==== Text excerpt ====
Hello, I am studying Variance for a binomial distribution and I am hoping if someone can help me understand where n^2 comes from.
E(Y|P) =np V(Y|P)=npq
V(Y) = E[V(Y|P)] + V[E(Y|P)]
=E(npq) +V(np) = nE[p(1-P)] + n^2V(P)
Hello, I am studying Variance for a binomial distribution and I am hoping if someone can help me understand where n^2 comes from.
E(Y|P) =np V(Y|P)=npq
V(Y) = E[V(Y|P)] + V[E(Y|P)]
=E(npq) +V(np) = nE[p(1-P)] + n^2V(P)
It looks like you're placing a distribution on P.
But the n is fixed.
If all you want is.... $\displaystyle V(aX+b)=a^2V(X)$, well that's easy.
====
== Actions to take ==
[1] Do these statements agree with the forum thread on binomial variance? Answer yes or no for each and quote the words that decide it. (a) The reply states that n is fixed. (b) The thread gives V(Y|P) as np. (c) The reply suggests that a distribution is being placed on P.
[2] Copy the lines of the listing from the line with "sign-subtext bbox=[163, 505, 165, 520]" to the line with "page-title-highlight: 水处理 bbox=[656, 148, 822, 204]", including both of those lines.
==== Supplied data ====
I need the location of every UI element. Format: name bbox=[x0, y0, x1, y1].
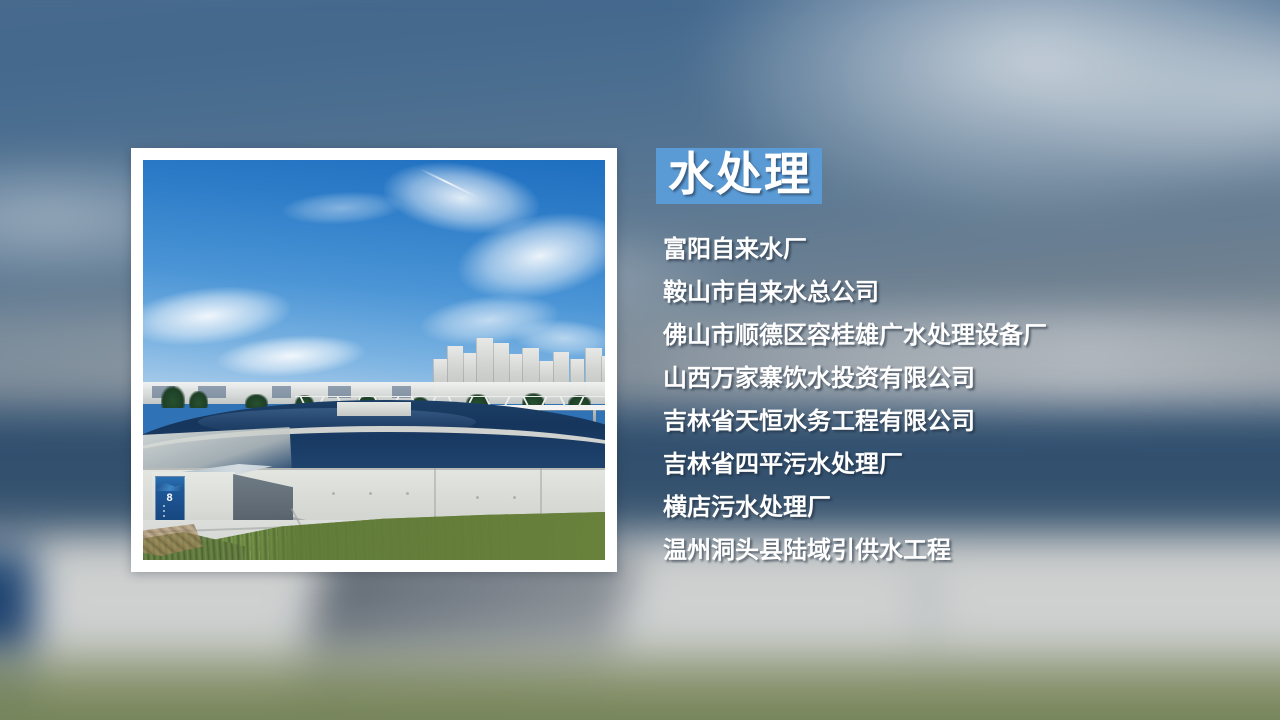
sign-subtext bbox=[163, 505, 165, 520]
photo-wall-dot bbox=[476, 496, 479, 499]
wave-icon bbox=[156, 481, 184, 492]
list-item: 温州洞头县陆域引供水工程 bbox=[656, 539, 1236, 582]
list-item: 吉林省四平污水处理厂 bbox=[656, 453, 1236, 496]
photo-card: 8 bbox=[131, 148, 617, 572]
list-item: 山西万家寨饮水投资有限公司 bbox=[656, 367, 1236, 410]
page-title: 水处理 bbox=[668, 152, 812, 198]
page-title-highlight: 水处理 bbox=[656, 148, 822, 204]
list-item: 富阳自来水厂 bbox=[656, 238, 1236, 281]
list-item: 鞍山市自来水总公司 bbox=[656, 281, 1236, 324]
photo-image: 8 bbox=[143, 160, 605, 560]
list-item: 吉林省天恒水务工程有限公司 bbox=[656, 410, 1236, 453]
photo-blue-sign: 8 bbox=[155, 476, 185, 526]
background-grass bbox=[0, 645, 1280, 720]
slide-root: 8 水处理 富阳自来水厂 鞍山市自来水总公司 佛山市顺德区容桂雄广水处理设备厂 … bbox=[0, 0, 1280, 720]
text-panel: 水处理 富阳自来水厂 鞍山市自来水总公司 佛山市顺德区容桂雄广水处理设备厂 山西… bbox=[656, 148, 1236, 582]
list-item: 横店污水处理厂 bbox=[656, 496, 1236, 539]
list-item: 佛山市顺德区容桂雄广水处理设备厂 bbox=[656, 324, 1236, 367]
photo-center-platform bbox=[337, 402, 411, 416]
photo-wall-dot bbox=[513, 496, 516, 499]
customer-list: 富阳自来水厂 鞍山市自来水总公司 佛山市顺德区容桂雄广水处理设备厂 山西万家寨饮… bbox=[656, 238, 1236, 582]
sign-number: 8 bbox=[156, 493, 184, 504]
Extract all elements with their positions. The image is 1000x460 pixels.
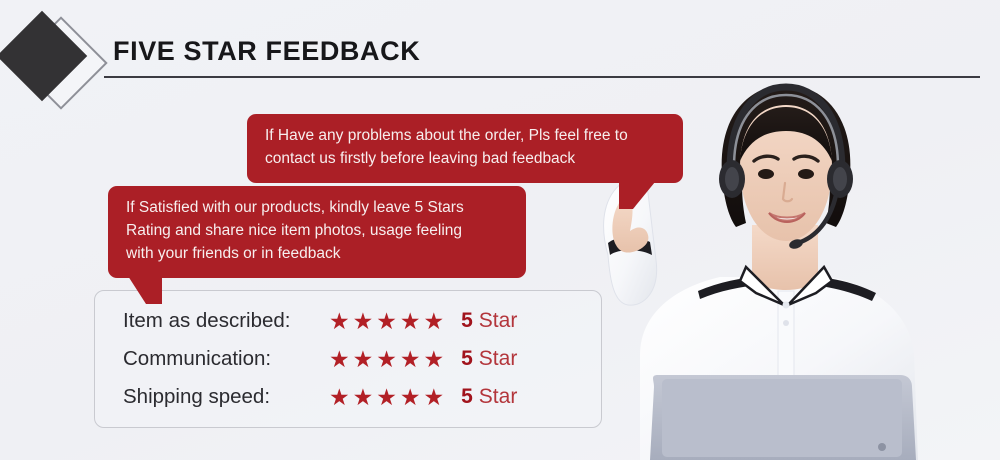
speech-bubble-tail bbox=[128, 276, 162, 304]
rating-unit: Star bbox=[479, 385, 518, 409]
speech-bubble-tail bbox=[619, 182, 655, 209]
star-rating-icon: ★★★★★ bbox=[329, 346, 447, 373]
rating-unit: Star bbox=[479, 309, 518, 333]
rating-score: 5 bbox=[461, 385, 473, 409]
rating-row-item-as-described: Item as described: ★★★★★ 5 Star bbox=[123, 303, 601, 339]
bubble-line: with your friends or in feedback bbox=[126, 243, 508, 266]
rating-row-communication: Communication: ★★★★★ 5 Star bbox=[123, 341, 601, 377]
speech-bubble-order-problem: If Have any problems about the order, Pl… bbox=[247, 114, 683, 183]
ratings-panel: Item as described: ★★★★★ 5 Star Communic… bbox=[94, 290, 602, 428]
bubble-line: Rating and share nice item photos, usage… bbox=[126, 220, 508, 243]
bubble-line: contact us firstly before leaving bad fe… bbox=[265, 148, 665, 171]
page-title: FIVE STAR FEEDBACK bbox=[113, 36, 420, 67]
rating-label: Communication: bbox=[123, 347, 329, 371]
rating-row-shipping-speed: Shipping speed: ★★★★★ 5 Star bbox=[123, 379, 601, 415]
star-rating-icon: ★★★★★ bbox=[329, 308, 447, 335]
rating-unit: Star bbox=[479, 347, 518, 371]
five-star-feedback-banner: FIVE STAR FEEDBACK bbox=[0, 0, 1000, 460]
bubble-line: If Satisfied with our products, kindly l… bbox=[126, 197, 508, 220]
rating-score: 5 bbox=[461, 309, 473, 333]
star-rating-icon: ★★★★★ bbox=[329, 384, 447, 411]
rating-label: Shipping speed: bbox=[123, 385, 329, 409]
rating-score: 5 bbox=[461, 347, 473, 371]
speech-bubble-satisfied-request: If Satisfied with our products, kindly l… bbox=[108, 186, 526, 278]
rating-label: Item as described: bbox=[123, 309, 329, 333]
bubble-line: If Have any problems about the order, Pl… bbox=[265, 125, 665, 148]
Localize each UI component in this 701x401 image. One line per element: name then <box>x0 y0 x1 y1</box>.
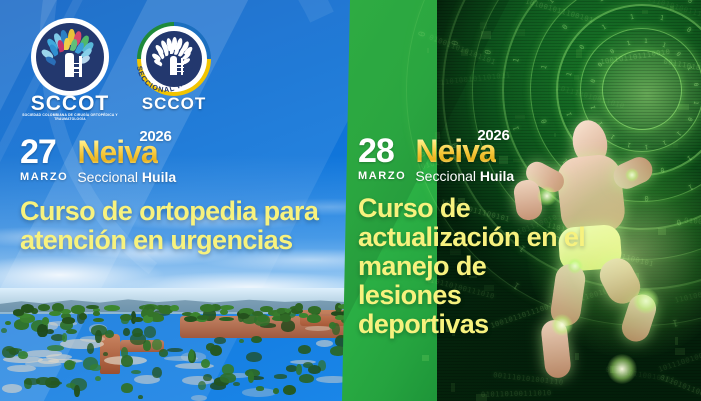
desert-bush <box>246 352 262 362</box>
desert-bush <box>274 374 287 378</box>
desert-bush <box>214 337 226 344</box>
treeline-shrub <box>38 304 50 311</box>
treeline-shrub <box>260 306 273 312</box>
desert-bush <box>1 328 7 333</box>
circuit-chip <box>670 6 673 10</box>
svg-text:SECCIONAL HUILA: SECCIONAL HUILA <box>135 65 195 94</box>
tree-leaf <box>44 56 56 66</box>
sccot-subtitle: SOCIEDAD COLOMBIANA DE CIRUGÍA ORTOPÉDIC… <box>14 113 126 122</box>
treeline-shrub <box>280 314 291 322</box>
desert-bush <box>66 329 77 334</box>
huila-sccot-wordmark: SCCOT <box>128 94 220 114</box>
treeline-shrub <box>147 309 154 317</box>
right-city-block: 2026 Neiva Seccional Huila <box>415 136 514 184</box>
binary-digit: 1 <box>629 13 635 22</box>
binary-digit: 1 <box>691 100 700 105</box>
desert-bush <box>95 376 101 381</box>
treeline-shrub <box>219 317 234 321</box>
treeline-shrub <box>197 315 209 320</box>
sand-patch <box>2 384 22 393</box>
desert-bush <box>296 364 302 374</box>
desert-bush <box>256 386 265 390</box>
right-month-name: MARZO <box>358 170 406 182</box>
desert-bush <box>144 326 156 338</box>
desert-bush <box>24 378 40 385</box>
desert-bush <box>152 367 162 378</box>
right-day-number: 28 <box>358 136 406 166</box>
treeline-shrub <box>307 314 321 323</box>
right-chapter-prefix: Seccional <box>415 168 480 184</box>
circuit-chip <box>422 355 429 362</box>
seccional-huila-ribbon: SECCIONAL HUILA <box>128 22 202 96</box>
event-poster: 0001110101011111111011101110101101101010… <box>0 0 701 401</box>
tatacoa-desert-photo <box>0 306 356 401</box>
desert-bush <box>203 374 212 381</box>
desert-bush <box>5 321 11 326</box>
left-date-block: 27 MARZO 2026 Neiva Seccional Huila <box>20 137 176 185</box>
treeline-shrub <box>104 305 119 311</box>
left-chapter-prefix: Seccional <box>77 169 142 185</box>
desert-bush <box>87 343 94 354</box>
desert-terrain-detail <box>0 306 356 401</box>
right-city-name: Neiva <box>415 136 495 166</box>
desert-bush <box>138 395 143 399</box>
right-date-daymonth: 28 MARZO <box>358 136 406 182</box>
desert-bush <box>18 351 28 359</box>
sand-patch <box>191 395 207 401</box>
desert-bush <box>220 373 237 383</box>
desert-bush <box>95 330 102 343</box>
desert-bush <box>90 364 102 370</box>
sand-patch <box>316 340 333 347</box>
tree-trunk <box>65 53 73 77</box>
desert-bush <box>239 339 244 343</box>
left-city-block: 2026 Neiva Seccional Huila <box>77 137 176 185</box>
tree-crutch-post <box>79 56 81 76</box>
desert-bush <box>74 385 79 397</box>
sccot-logo-disc <box>31 18 109 96</box>
treeline-shrub <box>277 308 285 314</box>
desert-bush <box>159 349 168 357</box>
desert-bush <box>283 385 296 395</box>
desert-bush <box>251 336 262 343</box>
left-month-name: MARZO <box>20 171 68 183</box>
treeline-shrub <box>335 315 345 320</box>
treeline-shrub <box>42 317 49 325</box>
treeline-shrub <box>21 304 34 313</box>
treeline-shrub <box>62 317 76 324</box>
circuit-chip <box>574 75 580 81</box>
right-date-block: 28 MARZO 2026 Neiva Seccional Huila <box>358 136 514 184</box>
desert-bush <box>131 370 141 374</box>
sccot-logo: SCCOT SOCIEDAD COLOMBIANA DE CIRUGÍA ORT… <box>18 18 122 122</box>
left-city-name: Neiva <box>77 137 157 167</box>
desert-bush <box>286 365 298 372</box>
desert-bush <box>62 333 68 342</box>
circuit-chip <box>476 394 487 401</box>
desert-bush <box>248 371 254 383</box>
circuit-chip <box>672 62 677 69</box>
desert-bush <box>121 383 133 393</box>
circuit-chip <box>576 49 582 58</box>
desert-bush <box>64 360 75 370</box>
left-date-daymonth: 27 MARZO <box>20 137 68 183</box>
right-chapter-name: Huila <box>480 168 514 184</box>
circuit-chip <box>515 29 525 35</box>
desert-bush <box>298 345 311 355</box>
desert-bush <box>121 355 133 367</box>
left-chapter-line: Seccional Huila <box>77 169 176 185</box>
desert-bush <box>123 328 129 336</box>
desert-bush <box>303 362 313 368</box>
treeline-shrub <box>86 305 98 309</box>
desert-bush <box>329 322 336 329</box>
desert-bush <box>198 381 206 390</box>
joint-glow <box>607 354 637 384</box>
treeline-shrub <box>93 318 104 322</box>
desert-bush <box>167 348 183 353</box>
desert-bush <box>37 324 47 337</box>
treeline-shrub <box>79 313 87 321</box>
treeline-shrub <box>93 311 100 316</box>
tree-icon <box>36 23 104 91</box>
treeline-shrub <box>170 305 178 311</box>
right-course-title: Curso de actualización en el manejo de l… <box>358 194 596 339</box>
desert-bush <box>299 374 313 383</box>
sccot-seccional-huila-logo: SECCIONAL HUILA SCCOT <box>128 22 220 118</box>
desert-bush <box>2 346 16 358</box>
desert-bush <box>233 382 240 386</box>
left-chapter-name: Huila <box>142 169 176 185</box>
treeline-shrub <box>133 317 144 322</box>
right-chapter-line: Seccional Huila <box>415 168 514 184</box>
treeline-shrub <box>49 311 60 316</box>
circuit-chip <box>451 383 455 392</box>
left-course-title: Curso de ortopedia para atención en urge… <box>20 197 320 255</box>
desert-bush <box>273 388 278 394</box>
desert-bush <box>152 339 162 350</box>
treeline-shrub <box>252 311 263 316</box>
circuit-chip <box>642 10 649 14</box>
desert-bush <box>47 345 64 351</box>
left-day-number: 27 <box>20 137 68 167</box>
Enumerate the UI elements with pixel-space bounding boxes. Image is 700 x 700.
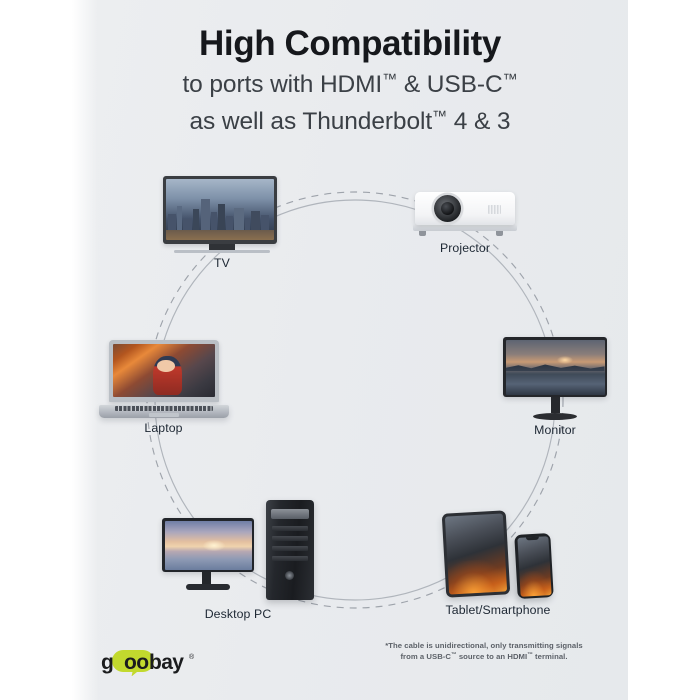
infographic-root: High Compatibility to ports with HDMI™ &…: [0, 0, 700, 700]
svg-text:g: g: [101, 651, 113, 674]
device-label-monitor: Monitor: [500, 423, 610, 437]
page-title: High Compatibility: [72, 24, 628, 64]
subtitle-line-2-text: as well as Thunderbolt: [190, 108, 433, 135]
goobay-logo: g oo bay ®: [101, 648, 197, 676]
footnote: *The cable is unidirectional, only trans…: [358, 641, 610, 663]
device-label-tablet-smartphone: Tablet/Smartphone: [425, 603, 571, 617]
projector-icon: [409, 192, 521, 238]
trademark-icon: ™: [503, 71, 518, 88]
svg-text:bay: bay: [149, 651, 184, 674]
footnote-line-2-b: source to an HDMI: [457, 652, 528, 661]
subtitle-line-2: as well as Thunderbolt™ 4 & 3: [72, 106, 628, 138]
device-node-laptop: Laptop: [97, 340, 230, 435]
device-node-desktop-pc: Desktop PC: [158, 500, 318, 621]
laptop-icon: [97, 340, 230, 418]
footnote-line-1: *The cable is unidirectional, only trans…: [385, 641, 583, 650]
device-node-tablet-smartphone: Tablet/Smartphone: [425, 512, 571, 617]
subtitle-line-2-text-b: 4 & 3: [447, 108, 510, 135]
svg-text:®: ®: [189, 653, 195, 661]
svg-text:oo: oo: [124, 651, 148, 674]
device-label-projector: Projector: [409, 241, 521, 255]
device-node-tv: TV: [163, 176, 281, 270]
tablet-smartphone-icon: [425, 512, 571, 600]
device-node-monitor: Monitor: [500, 337, 610, 437]
desktop-pc-icon: [158, 500, 318, 604]
trademark-icon: ™: [432, 108, 447, 125]
tv-icon: [163, 176, 281, 253]
trademark-icon: ™: [382, 71, 397, 88]
monitor-icon: [500, 337, 610, 420]
device-label-desktop-pc: Desktop PC: [158, 607, 318, 621]
device-label-laptop: Laptop: [97, 421, 230, 435]
subtitle-line-1: to ports with HDMI™ & USB-C™: [72, 69, 628, 101]
footnote-line-2-c: terminal.: [533, 652, 568, 661]
subtitle-line-1-text: to ports with HDMI: [182, 71, 382, 98]
device-node-projector: Projector: [409, 192, 521, 255]
subtitle-line-1-text-b: & USB-C: [397, 71, 502, 98]
footnote-line-2-a: from a USB-C: [400, 652, 451, 661]
heading-block: High Compatibility to ports with HDMI™ &…: [72, 24, 628, 138]
device-label-tv: TV: [163, 256, 281, 270]
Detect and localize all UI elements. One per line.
====
== List of solutions ==
[1]
(a) Yes: "But the n is fixed."
(b) No: "V(Y|P)=npq"
(c) Yes: "It looks like you're placing a distribution on P."

[2]
sign-subtext bbox=[163, 505, 165, 520]
photo-wall-dot bbox=[476, 496, 479, 499]
wave-icon bbox=[156, 481, 184, 492]
list-item: 温州洞头县陆域引供水工程 bbox=[656, 539, 1236, 582]
list-item: 吉林省四平污水处理厂 bbox=[656, 453, 1236, 496]
photo-card: 8 bbox=[131, 148, 617, 572]
list-item: 山西万家寨饮水投资有限公司 bbox=[656, 367, 1236, 410]
page-title: 水处理 bbox=[668, 152, 812, 198]
page-title-highlight: 水处理 bbox=[656, 148, 822, 204]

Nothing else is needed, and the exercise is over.